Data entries
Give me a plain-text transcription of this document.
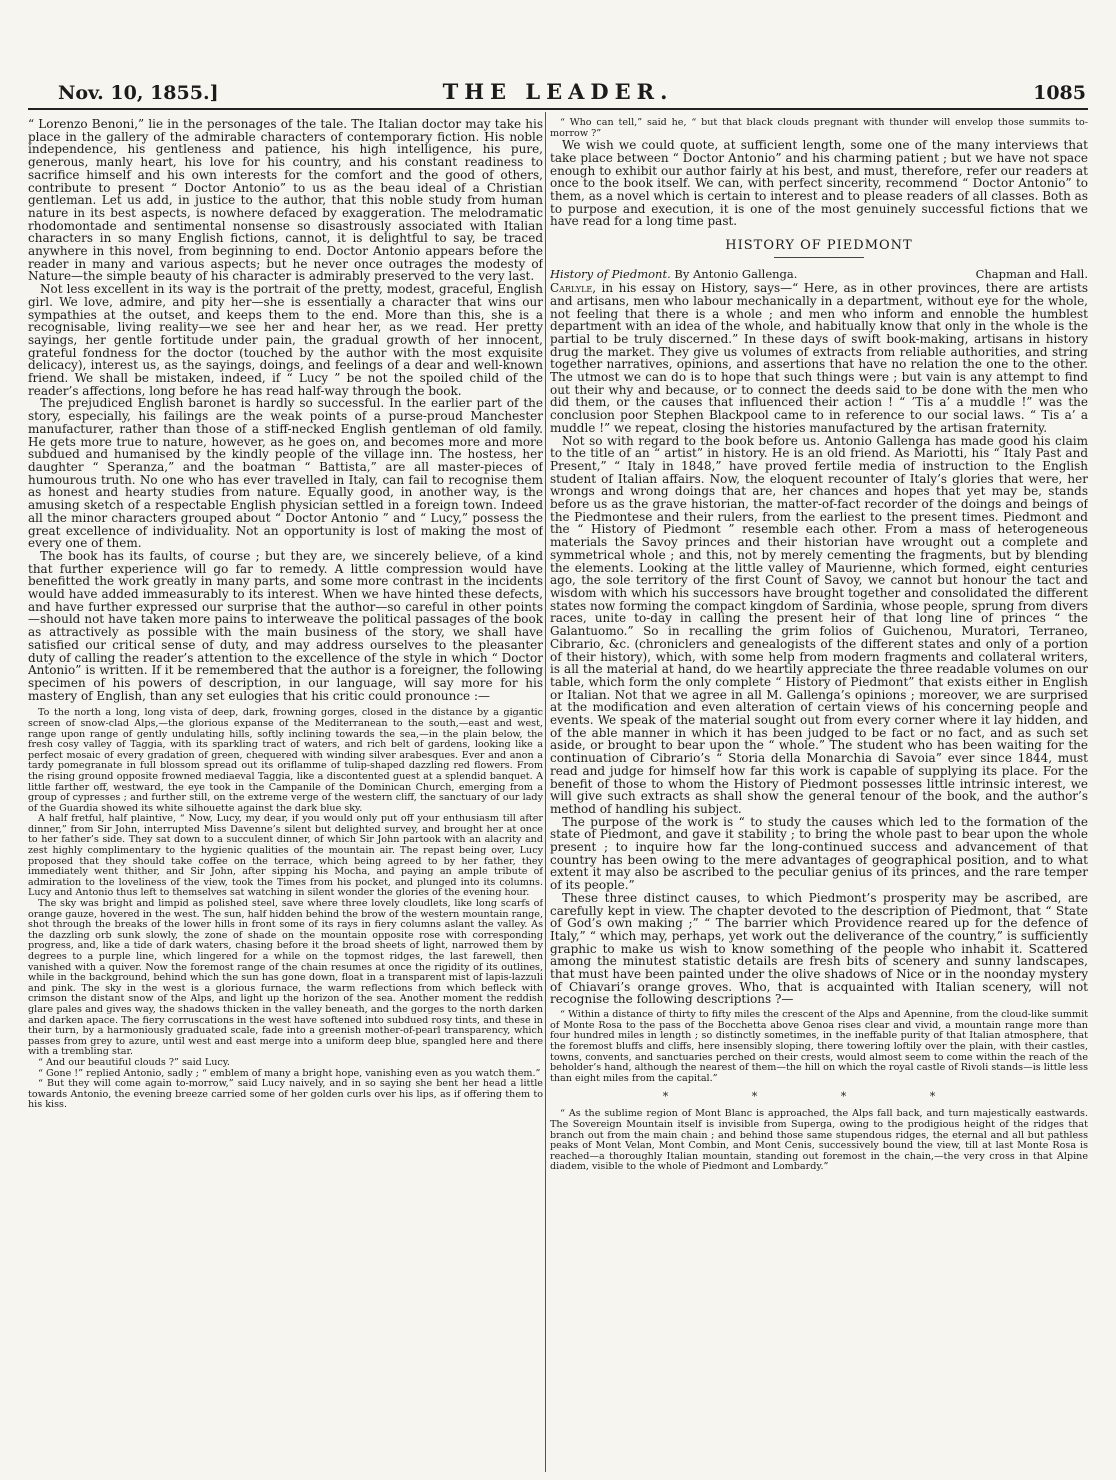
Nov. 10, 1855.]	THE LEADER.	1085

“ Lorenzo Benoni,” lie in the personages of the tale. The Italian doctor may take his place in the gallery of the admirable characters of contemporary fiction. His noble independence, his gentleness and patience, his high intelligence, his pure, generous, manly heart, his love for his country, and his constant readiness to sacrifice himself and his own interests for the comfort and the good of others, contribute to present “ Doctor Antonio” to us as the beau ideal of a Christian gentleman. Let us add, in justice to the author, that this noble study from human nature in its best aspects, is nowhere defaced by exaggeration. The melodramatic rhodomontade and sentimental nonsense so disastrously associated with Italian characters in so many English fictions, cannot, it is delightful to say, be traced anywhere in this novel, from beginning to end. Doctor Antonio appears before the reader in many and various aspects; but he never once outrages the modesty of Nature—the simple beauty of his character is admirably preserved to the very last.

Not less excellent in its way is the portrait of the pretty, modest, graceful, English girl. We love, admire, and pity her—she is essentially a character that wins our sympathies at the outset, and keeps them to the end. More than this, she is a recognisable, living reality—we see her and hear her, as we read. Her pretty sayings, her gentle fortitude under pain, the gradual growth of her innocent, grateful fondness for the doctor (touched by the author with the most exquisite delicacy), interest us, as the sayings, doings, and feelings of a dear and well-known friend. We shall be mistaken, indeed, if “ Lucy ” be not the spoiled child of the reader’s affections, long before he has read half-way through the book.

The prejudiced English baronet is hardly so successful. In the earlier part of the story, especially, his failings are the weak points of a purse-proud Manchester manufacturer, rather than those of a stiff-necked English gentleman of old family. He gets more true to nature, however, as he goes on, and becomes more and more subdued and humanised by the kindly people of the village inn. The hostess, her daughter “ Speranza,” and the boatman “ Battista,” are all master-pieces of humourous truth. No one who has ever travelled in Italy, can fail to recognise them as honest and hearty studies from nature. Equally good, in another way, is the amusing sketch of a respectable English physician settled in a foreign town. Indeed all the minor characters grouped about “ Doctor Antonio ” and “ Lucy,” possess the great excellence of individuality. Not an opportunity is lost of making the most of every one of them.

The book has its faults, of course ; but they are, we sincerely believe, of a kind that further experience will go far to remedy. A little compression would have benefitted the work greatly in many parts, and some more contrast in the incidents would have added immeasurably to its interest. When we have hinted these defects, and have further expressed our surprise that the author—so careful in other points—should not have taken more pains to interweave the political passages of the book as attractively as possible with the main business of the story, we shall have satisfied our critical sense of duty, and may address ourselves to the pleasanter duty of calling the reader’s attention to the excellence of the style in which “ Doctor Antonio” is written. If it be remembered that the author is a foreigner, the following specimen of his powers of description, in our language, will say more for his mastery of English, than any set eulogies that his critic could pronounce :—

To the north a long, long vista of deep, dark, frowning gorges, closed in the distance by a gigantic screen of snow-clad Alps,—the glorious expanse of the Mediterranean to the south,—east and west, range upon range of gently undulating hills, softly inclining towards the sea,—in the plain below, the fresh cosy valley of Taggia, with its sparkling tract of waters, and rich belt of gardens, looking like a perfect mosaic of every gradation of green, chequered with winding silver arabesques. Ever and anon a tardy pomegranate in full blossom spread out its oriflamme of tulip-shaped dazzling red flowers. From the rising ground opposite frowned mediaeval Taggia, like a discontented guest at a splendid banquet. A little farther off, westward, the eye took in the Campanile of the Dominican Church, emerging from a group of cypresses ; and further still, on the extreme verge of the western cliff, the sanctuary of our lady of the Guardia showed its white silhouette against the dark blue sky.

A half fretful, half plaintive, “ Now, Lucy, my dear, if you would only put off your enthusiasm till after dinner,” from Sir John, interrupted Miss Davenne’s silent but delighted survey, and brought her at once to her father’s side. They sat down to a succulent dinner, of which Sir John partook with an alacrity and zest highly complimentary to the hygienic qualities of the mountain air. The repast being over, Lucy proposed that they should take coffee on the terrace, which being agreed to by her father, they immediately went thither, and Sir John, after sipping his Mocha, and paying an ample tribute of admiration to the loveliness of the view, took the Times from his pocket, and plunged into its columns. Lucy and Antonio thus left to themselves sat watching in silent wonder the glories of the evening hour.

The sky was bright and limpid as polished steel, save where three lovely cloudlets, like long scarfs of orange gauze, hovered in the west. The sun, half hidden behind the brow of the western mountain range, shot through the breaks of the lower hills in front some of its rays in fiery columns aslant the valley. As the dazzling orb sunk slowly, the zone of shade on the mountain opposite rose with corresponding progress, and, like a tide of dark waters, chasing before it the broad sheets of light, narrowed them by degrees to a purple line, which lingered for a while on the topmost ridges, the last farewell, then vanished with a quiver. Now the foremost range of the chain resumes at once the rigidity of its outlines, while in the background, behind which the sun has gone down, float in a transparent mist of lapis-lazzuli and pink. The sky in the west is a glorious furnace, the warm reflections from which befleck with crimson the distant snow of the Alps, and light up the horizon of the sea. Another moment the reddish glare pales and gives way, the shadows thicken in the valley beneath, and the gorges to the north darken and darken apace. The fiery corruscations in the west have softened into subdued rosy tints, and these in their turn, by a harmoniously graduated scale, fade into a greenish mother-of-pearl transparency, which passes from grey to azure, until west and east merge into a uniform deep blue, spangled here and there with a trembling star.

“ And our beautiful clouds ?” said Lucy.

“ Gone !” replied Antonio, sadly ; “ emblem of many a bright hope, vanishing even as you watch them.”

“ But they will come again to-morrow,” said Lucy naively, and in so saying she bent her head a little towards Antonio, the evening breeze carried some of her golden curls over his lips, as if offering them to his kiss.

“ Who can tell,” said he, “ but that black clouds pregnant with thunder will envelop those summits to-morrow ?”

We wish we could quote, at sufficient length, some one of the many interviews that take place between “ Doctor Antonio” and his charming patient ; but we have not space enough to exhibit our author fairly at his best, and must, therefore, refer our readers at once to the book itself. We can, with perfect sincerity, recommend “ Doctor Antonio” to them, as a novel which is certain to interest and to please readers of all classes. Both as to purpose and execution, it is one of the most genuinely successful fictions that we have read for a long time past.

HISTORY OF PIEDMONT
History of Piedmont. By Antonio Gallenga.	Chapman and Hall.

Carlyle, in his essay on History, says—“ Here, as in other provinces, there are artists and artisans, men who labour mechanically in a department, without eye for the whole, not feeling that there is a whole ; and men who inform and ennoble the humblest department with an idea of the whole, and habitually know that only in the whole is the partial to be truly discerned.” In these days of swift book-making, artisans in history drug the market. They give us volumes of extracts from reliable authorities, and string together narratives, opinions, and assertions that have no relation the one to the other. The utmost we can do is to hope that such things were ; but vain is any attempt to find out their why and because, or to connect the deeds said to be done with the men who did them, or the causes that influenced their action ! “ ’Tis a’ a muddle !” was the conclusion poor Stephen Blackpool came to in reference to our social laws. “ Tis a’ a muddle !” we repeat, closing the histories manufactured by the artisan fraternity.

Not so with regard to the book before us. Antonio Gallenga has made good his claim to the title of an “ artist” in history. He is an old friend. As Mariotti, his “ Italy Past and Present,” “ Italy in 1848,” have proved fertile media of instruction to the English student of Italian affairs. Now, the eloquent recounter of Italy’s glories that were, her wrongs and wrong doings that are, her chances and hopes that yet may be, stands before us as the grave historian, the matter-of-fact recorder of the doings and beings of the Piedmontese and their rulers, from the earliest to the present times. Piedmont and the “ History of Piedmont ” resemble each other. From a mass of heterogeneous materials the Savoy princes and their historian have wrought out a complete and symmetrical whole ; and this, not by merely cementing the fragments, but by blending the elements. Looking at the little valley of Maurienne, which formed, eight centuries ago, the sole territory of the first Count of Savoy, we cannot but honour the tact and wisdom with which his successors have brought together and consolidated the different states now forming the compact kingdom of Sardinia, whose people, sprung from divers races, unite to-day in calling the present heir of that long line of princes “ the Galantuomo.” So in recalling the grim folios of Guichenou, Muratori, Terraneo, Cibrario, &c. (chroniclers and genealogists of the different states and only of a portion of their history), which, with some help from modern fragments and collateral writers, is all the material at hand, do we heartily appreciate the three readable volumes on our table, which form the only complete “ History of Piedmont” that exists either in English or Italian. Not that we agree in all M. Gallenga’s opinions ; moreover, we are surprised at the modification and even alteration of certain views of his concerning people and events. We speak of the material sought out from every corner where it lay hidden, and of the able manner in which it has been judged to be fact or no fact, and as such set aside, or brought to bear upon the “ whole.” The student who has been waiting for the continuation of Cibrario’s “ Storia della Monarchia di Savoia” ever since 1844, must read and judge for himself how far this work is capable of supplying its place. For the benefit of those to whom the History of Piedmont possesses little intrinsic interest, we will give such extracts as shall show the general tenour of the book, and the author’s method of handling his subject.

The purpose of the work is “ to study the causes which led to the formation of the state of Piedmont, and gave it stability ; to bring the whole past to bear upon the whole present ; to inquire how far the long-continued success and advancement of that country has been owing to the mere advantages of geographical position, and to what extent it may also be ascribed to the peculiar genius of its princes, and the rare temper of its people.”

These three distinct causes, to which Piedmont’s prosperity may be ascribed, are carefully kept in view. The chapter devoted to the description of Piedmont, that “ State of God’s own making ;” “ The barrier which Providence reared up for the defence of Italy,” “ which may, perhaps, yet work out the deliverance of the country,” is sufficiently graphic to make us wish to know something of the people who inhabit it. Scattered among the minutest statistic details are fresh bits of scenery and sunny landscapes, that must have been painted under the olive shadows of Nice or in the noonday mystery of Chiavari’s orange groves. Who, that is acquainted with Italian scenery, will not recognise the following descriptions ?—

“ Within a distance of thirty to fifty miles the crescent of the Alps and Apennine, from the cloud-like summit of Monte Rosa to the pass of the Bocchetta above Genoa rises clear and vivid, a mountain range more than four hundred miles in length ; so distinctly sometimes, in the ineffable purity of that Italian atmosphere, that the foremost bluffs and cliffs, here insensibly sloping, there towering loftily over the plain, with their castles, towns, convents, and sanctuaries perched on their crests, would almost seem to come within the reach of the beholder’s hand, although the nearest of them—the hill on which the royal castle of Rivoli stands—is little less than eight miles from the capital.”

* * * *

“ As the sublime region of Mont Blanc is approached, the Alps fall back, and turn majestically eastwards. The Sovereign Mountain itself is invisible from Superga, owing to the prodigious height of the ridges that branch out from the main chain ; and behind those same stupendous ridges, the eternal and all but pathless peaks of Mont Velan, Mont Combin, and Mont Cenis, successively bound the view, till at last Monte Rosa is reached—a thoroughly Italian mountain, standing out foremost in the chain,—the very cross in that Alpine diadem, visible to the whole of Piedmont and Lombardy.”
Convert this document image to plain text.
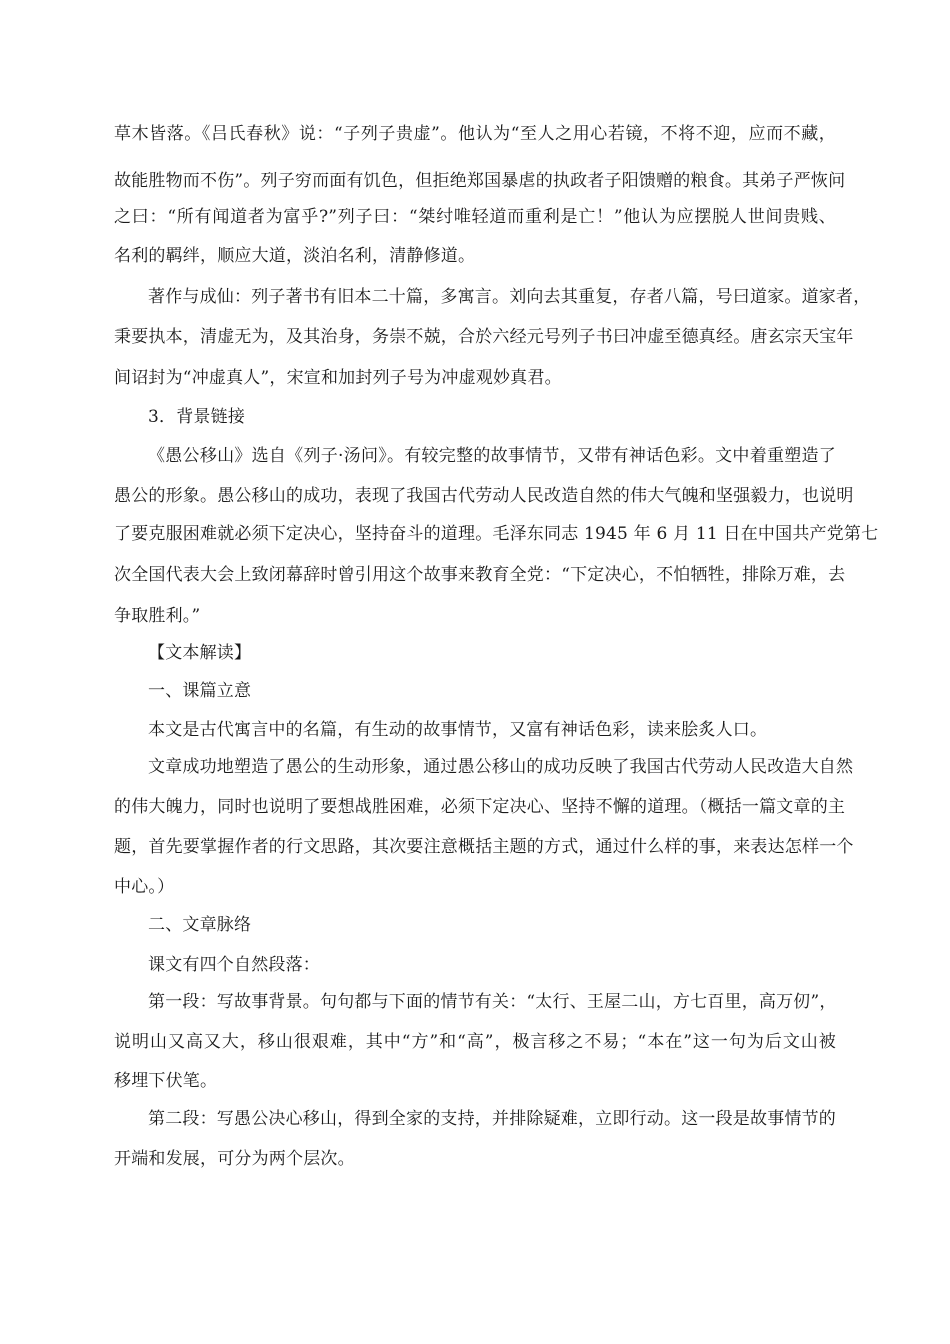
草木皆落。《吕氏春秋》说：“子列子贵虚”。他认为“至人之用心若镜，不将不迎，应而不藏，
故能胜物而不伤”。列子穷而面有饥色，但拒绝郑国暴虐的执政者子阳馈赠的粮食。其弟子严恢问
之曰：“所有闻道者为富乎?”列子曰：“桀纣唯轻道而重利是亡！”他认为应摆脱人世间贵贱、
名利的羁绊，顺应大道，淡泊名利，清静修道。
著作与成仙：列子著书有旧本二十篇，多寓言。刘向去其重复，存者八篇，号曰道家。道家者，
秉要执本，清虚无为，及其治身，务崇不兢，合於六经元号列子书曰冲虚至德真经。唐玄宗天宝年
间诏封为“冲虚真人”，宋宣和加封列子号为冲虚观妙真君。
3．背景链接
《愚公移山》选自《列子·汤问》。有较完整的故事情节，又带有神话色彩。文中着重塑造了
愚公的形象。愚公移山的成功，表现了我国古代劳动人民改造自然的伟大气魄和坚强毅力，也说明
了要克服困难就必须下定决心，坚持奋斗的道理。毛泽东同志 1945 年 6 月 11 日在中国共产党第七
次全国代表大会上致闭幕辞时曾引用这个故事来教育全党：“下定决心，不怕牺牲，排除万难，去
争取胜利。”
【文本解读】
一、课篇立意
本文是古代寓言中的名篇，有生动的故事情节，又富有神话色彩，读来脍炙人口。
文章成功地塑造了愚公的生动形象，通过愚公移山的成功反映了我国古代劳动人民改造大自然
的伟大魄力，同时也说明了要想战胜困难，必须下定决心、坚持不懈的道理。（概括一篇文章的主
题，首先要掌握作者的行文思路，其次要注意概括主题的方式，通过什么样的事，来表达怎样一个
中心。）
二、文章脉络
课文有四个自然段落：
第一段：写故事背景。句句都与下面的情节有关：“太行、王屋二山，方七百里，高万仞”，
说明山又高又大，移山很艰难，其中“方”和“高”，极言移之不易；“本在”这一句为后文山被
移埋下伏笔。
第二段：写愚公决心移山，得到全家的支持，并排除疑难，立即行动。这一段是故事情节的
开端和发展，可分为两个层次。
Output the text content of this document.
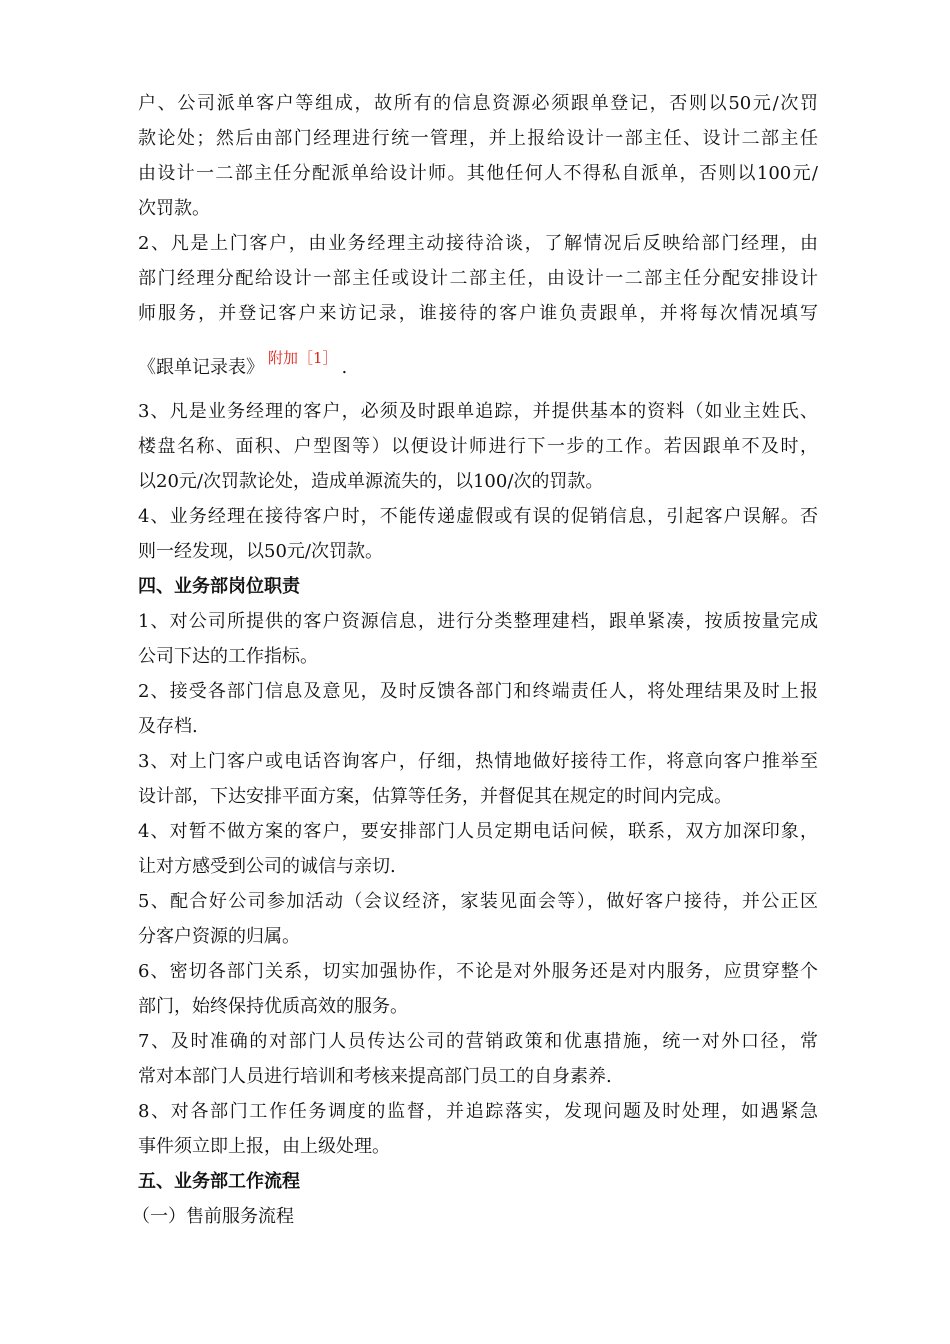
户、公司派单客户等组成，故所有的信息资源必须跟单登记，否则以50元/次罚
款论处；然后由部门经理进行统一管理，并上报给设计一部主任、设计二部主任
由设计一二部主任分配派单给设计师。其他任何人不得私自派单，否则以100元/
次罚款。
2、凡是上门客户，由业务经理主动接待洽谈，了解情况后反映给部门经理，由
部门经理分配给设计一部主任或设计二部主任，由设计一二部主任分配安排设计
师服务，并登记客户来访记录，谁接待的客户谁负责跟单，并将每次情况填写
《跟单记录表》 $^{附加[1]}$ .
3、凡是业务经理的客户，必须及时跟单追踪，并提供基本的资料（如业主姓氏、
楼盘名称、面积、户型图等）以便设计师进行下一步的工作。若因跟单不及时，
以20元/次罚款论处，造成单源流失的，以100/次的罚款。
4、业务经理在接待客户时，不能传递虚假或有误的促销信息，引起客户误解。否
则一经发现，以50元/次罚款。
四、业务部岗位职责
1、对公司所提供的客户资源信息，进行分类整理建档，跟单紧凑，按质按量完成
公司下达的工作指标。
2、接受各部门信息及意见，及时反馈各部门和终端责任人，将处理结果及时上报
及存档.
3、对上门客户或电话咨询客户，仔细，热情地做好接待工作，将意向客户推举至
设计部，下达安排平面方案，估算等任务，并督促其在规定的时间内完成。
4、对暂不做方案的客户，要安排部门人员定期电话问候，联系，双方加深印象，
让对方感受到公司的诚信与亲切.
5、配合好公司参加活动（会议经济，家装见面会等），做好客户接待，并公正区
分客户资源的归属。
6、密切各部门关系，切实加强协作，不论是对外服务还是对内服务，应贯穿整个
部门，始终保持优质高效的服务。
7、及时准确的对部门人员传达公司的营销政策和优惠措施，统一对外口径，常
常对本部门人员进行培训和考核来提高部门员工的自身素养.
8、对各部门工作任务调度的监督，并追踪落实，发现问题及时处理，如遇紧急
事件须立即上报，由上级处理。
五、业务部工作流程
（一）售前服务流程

**Given exercise**
Filter the entries down to the lines with the word "clouds" in them.

**Exercise result**
“ And our beautiful clouds ?” said Lucy.
“ Who can tell,” said he, “ but that black clouds pregnant with thunder will envelop those summits to-morrow ?”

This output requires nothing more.